**Given instruction:** All of the material should be reproduced exactly, with pictures left out.

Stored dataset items
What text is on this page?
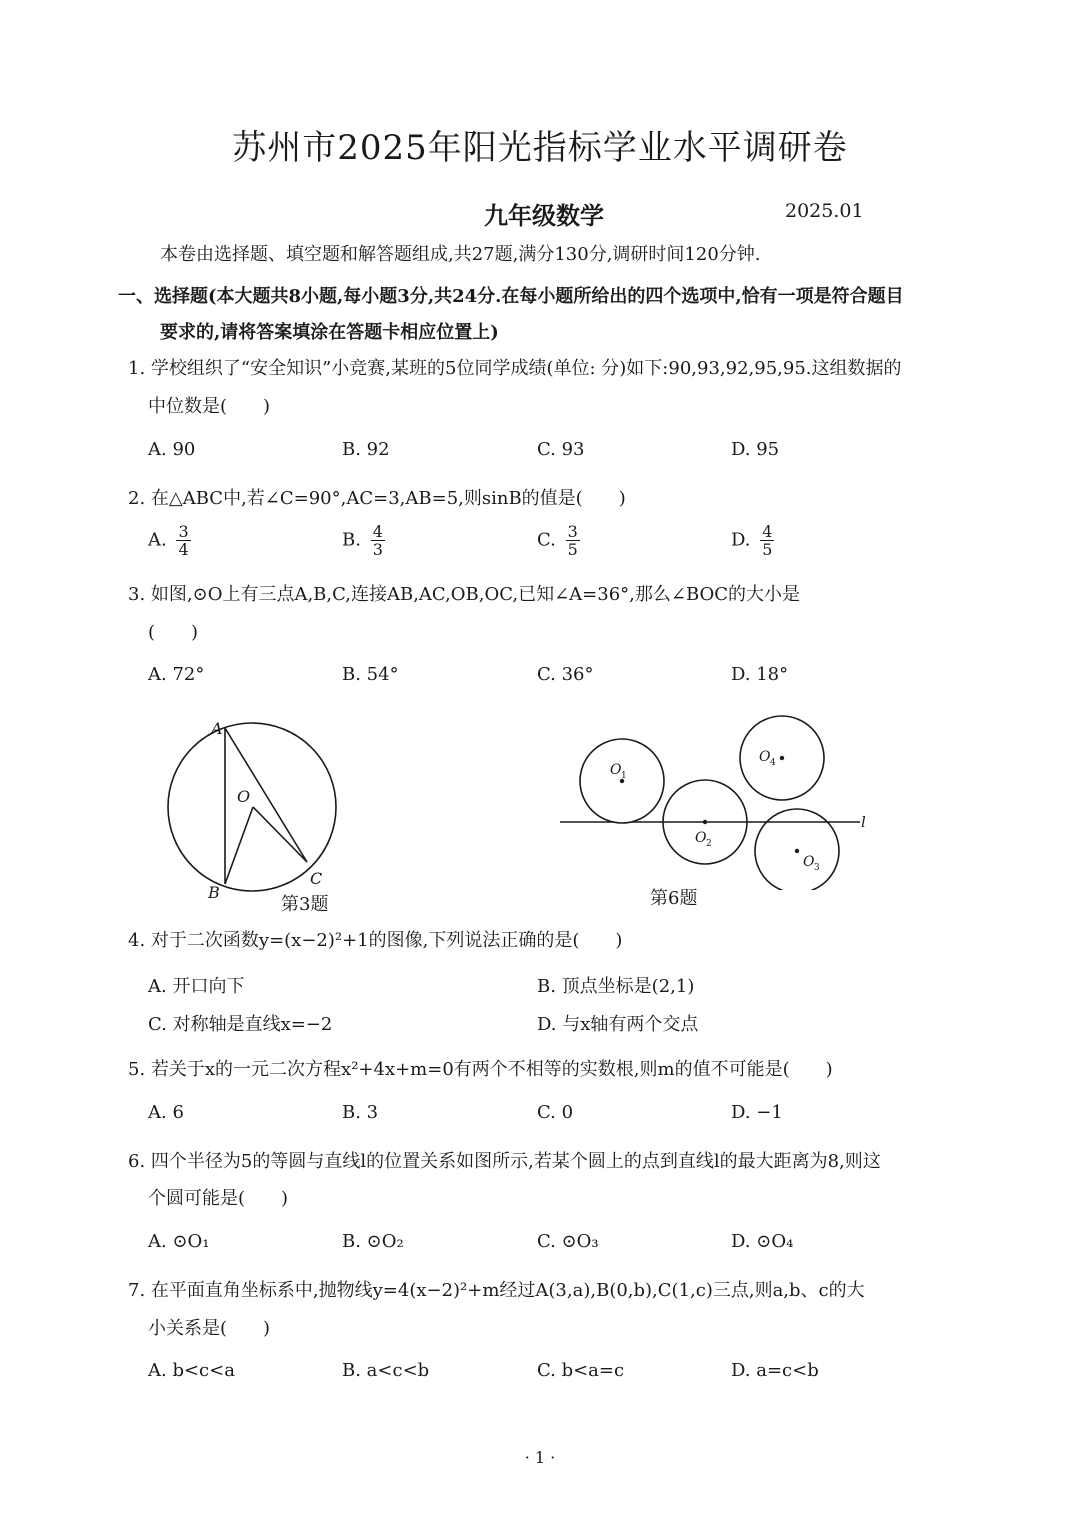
苏州市2025年阳光指标学业水平调研卷
九年级数学	2025.01
本卷由选择题、填空题和解答题组成,共27题,满分130分,调研时间120分钟.
一、选择题(本大题共8小题,每小题3分,共24分.在每小题所给出的四个选项中,恰有一项是符合题目
要求的,请将答案填涂在答题卡相应位置上)
1. 学校组织了“安全知识”小竞赛,某班的5位同学成绩(单位: 分)如下:90,93,92,95,95.这组数据的
中位数是(　　)
A. 90	B. 92	C. 93	D. 95
2. 在△ABC中,若∠C=90°,AC=3,AB=5,则sinB的值是(　　)
A. $\frac{3}{4}$	B. $\frac{4}{3}$	C. $\frac{3}{5}$	D. $\frac{4}{5}$
3. 如图,⊙O上有三点A,B,C,连接AB,AC,OB,OC,已知∠A=36°,那么∠BOC的大小是
(　　)
A. 72°	B. 54°	C. 36°	D. 18°
A
O
B
C
第3题
O 1
O 2
O 3
O 4
l
第6题
4. 对于二次函数y=(x−2)²+1的图像,下列说法正确的是(　　)
A. 开口向下	B. 顶点坐标是(2,1)
C. 对称轴是直线x=−2	D. 与x轴有两个交点
5. 若关于x的一元二次方程x²+4x+m=0有两个不相等的实数根,则m的值不可能是(　　)
A. 6	B. 3	C. 0	D. −1
6. 四个半径为5的等圆与直线l的位置关系如图所示,若某个圆上的点到直线l的最大距离为8,则这
个圆可能是(　　)
A. ⊙O₁	B. ⊙O₂	C. ⊙O₃	D. ⊙O₄
7. 在平面直角坐标系中,抛物线y=4(x−2)²+m经过A(3,a),B(0,b),C(1,c)三点,则a,b、c的大
小关系是(　　)
A. b<c<a	B. a<c<b	C. b<a=c	D. a=c<b
· 1 ·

**Solved exercise:**
What text is on this page?
苏州市2025年阳光指标学业水平调研卷
九年级数学	2025.01
本卷由选择题、填空题和解答题组成,共27题,满分130分,调研时间120分钟.
一、选择题(本大题共8小题,每小题3分,共24分.在每小题所给出的四个选项中,恰有一项是符合题目
要求的,请将答案填涂在答题卡相应位置上)
1. 学校组织了“安全知识”小竞赛,某班的5位同学成绩(单位: 分)如下:90,93,92,95,95.这组数据的
中位数是(　　)
A. 90	B. 92	C. 93	D. 95
2. 在△ABC中,若∠C=90°,AC=3,AB=5,则sinB的值是(　　)
A. $\frac{3}{4}$	B. $\frac{4}{3}$	C. $\frac{3}{5}$	D. $\frac{4}{5}$
3. 如图,⊙O上有三点A,B,C,连接AB,AC,OB,OC,已知∠A=36°,那么∠BOC的大小是
(　　)
A. 72°	B. 54°	C. 36°	D. 18°
A
O
B
C
第3题
O 1
O 2
O 3
O 4
l
第6题
4. 对于二次函数y=(x−2)²+1的图像,下列说法正确的是(　　)
A. 开口向下	B. 顶点坐标是(2,1)
C. 对称轴是直线x=−2	D. 与x轴有两个交点
5. 若关于x的一元二次方程x²+4x+m=0有两个不相等的实数根,则m的值不可能是(　　)
A. 6	B. 3	C. 0	D. −1
6. 四个半径为5的等圆与直线l的位置关系如图所示,若某个圆上的点到直线l的最大距离为8,则这
个圆可能是(　　)
A. ⊙O₁	B. ⊙O₂	C. ⊙O₃	D. ⊙O₄
7. 在平面直角坐标系中,抛物线y=4(x−2)²+m经过A(3,a),B(0,b),C(1,c)三点,则a,b、c的大
小关系是(　　)
A. b<c<a	B. a<c<b	C. b<a=c	D. a=c<b
· 1 ·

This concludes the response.